--- Begin The input ---

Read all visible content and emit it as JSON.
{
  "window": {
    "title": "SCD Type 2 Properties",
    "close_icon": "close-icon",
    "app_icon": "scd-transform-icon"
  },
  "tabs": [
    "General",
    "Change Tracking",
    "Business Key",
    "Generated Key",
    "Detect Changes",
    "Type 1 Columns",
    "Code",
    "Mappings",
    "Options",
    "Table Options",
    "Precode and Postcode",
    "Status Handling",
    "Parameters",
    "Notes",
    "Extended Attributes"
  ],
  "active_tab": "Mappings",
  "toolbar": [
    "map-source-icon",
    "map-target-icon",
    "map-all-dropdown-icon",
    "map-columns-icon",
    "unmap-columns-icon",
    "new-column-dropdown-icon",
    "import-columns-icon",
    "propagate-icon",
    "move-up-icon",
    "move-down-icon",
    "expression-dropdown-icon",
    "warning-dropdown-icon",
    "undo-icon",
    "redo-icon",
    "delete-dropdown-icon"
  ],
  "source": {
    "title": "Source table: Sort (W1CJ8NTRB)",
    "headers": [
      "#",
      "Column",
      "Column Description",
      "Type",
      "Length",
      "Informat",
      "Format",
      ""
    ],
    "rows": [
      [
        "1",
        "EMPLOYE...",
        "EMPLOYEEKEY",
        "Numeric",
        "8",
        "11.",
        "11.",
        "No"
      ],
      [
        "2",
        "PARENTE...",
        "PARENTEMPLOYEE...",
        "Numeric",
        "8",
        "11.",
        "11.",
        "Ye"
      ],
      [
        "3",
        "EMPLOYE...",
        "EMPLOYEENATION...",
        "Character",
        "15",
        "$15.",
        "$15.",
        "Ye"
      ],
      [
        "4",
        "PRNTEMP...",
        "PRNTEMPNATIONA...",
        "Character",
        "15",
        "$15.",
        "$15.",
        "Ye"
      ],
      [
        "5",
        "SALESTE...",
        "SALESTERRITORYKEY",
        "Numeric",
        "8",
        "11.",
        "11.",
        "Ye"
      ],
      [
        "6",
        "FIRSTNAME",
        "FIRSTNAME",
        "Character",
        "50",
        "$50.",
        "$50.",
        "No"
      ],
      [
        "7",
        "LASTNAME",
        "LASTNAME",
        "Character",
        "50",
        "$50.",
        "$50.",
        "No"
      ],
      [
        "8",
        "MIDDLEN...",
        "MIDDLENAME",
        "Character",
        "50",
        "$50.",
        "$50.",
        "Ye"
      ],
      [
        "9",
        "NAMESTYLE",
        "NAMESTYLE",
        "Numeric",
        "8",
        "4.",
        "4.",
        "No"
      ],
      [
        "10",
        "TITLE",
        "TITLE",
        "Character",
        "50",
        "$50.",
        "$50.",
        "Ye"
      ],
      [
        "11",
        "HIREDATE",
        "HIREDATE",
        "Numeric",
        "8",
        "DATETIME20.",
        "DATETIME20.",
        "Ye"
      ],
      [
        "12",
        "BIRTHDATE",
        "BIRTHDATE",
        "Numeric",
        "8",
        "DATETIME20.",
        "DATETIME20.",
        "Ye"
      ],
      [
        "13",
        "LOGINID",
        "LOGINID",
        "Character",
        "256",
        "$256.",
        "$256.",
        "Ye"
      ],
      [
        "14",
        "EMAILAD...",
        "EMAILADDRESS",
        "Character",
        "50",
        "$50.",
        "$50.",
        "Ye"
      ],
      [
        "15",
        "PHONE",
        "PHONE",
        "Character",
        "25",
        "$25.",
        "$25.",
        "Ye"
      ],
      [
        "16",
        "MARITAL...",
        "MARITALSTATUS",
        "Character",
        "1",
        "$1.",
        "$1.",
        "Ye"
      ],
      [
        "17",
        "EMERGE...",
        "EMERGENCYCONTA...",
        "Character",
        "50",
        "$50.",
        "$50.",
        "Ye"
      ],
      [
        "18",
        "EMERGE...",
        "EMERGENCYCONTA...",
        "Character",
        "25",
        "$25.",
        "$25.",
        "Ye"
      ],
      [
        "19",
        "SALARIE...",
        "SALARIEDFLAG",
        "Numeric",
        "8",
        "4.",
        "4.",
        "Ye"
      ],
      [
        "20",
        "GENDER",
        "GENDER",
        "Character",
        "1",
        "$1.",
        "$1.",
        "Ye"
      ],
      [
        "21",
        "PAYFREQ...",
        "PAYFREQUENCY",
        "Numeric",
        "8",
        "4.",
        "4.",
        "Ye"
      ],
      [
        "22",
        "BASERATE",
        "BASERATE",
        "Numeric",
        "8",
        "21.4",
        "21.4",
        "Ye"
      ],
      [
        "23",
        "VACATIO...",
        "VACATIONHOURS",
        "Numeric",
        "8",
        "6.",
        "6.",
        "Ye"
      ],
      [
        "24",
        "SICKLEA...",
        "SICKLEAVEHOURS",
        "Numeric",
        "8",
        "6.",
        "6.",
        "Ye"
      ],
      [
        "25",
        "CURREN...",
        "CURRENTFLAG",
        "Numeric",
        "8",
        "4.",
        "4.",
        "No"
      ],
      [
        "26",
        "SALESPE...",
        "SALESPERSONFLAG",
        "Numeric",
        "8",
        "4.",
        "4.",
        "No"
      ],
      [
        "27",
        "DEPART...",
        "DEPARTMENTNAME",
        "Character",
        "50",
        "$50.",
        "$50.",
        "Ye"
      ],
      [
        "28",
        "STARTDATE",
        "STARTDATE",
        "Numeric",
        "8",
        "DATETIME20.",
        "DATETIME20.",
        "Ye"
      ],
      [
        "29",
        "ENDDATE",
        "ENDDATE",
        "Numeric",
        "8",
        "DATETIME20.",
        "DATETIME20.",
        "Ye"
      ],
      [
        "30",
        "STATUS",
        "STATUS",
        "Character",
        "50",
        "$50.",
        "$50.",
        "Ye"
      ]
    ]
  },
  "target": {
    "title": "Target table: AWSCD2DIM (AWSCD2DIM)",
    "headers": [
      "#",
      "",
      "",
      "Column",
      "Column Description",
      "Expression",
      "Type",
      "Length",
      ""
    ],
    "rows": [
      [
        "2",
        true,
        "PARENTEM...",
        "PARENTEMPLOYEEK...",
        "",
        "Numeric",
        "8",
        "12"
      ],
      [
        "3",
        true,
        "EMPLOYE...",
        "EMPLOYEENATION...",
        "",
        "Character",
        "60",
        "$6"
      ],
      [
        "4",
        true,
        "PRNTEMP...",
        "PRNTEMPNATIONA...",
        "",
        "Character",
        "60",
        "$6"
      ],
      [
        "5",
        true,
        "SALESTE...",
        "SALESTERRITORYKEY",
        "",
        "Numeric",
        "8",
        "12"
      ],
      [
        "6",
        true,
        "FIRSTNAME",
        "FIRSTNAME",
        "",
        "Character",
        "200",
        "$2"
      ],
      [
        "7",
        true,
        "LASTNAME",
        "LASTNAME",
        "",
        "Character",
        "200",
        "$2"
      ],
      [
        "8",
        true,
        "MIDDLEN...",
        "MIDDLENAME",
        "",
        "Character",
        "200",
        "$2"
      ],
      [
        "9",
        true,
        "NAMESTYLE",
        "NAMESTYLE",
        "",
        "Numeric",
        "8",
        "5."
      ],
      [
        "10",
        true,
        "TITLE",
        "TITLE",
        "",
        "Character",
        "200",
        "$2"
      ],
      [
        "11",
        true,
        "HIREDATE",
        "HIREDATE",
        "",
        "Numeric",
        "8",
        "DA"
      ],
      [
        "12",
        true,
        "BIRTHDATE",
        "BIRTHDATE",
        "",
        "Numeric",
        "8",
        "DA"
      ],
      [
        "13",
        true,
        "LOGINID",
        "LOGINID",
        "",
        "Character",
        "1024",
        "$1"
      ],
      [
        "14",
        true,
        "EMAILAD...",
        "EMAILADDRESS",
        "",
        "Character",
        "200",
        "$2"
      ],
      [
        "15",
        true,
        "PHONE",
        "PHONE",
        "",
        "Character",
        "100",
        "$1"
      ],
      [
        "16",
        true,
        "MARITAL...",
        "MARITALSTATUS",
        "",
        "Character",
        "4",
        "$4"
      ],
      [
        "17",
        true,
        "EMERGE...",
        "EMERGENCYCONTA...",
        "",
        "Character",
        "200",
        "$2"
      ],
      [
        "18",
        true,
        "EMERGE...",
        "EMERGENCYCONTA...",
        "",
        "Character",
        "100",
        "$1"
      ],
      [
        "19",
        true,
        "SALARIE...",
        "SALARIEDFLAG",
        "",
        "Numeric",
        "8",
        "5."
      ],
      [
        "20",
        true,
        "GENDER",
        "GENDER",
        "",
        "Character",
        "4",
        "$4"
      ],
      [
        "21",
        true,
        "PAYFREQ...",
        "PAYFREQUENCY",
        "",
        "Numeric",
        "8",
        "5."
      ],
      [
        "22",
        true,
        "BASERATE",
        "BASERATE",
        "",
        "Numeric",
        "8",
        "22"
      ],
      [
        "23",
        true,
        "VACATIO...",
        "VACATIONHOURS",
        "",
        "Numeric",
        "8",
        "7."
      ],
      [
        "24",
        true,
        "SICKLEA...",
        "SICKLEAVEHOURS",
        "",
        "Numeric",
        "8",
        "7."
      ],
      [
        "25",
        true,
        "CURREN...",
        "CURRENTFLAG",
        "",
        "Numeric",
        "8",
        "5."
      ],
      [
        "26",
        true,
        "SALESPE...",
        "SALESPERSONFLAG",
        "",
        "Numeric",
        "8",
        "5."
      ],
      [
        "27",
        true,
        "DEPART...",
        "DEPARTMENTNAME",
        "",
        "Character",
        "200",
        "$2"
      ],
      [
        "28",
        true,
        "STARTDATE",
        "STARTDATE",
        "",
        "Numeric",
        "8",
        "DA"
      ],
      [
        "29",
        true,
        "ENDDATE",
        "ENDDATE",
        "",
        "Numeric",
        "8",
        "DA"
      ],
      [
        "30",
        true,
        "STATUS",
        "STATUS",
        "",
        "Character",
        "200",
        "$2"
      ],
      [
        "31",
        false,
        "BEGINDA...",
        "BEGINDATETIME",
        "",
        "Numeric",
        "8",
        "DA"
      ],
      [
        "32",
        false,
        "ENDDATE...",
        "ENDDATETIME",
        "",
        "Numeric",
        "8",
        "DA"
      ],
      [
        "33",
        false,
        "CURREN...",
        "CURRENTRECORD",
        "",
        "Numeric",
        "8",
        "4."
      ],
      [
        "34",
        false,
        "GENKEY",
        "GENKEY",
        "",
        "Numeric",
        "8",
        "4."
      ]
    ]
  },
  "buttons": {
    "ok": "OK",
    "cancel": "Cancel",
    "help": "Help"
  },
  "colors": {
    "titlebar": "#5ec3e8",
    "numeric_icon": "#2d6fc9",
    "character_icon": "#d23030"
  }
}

--- End The input ---

Gather from the records above every line containing the string "dropdown".

Result for this task:
    "map-all-dropdown-icon",
    "new-column-dropdown-icon",
    "expression-dropdown-icon",
    "warning-dropdown-icon",
    "delete-dropdown-icon"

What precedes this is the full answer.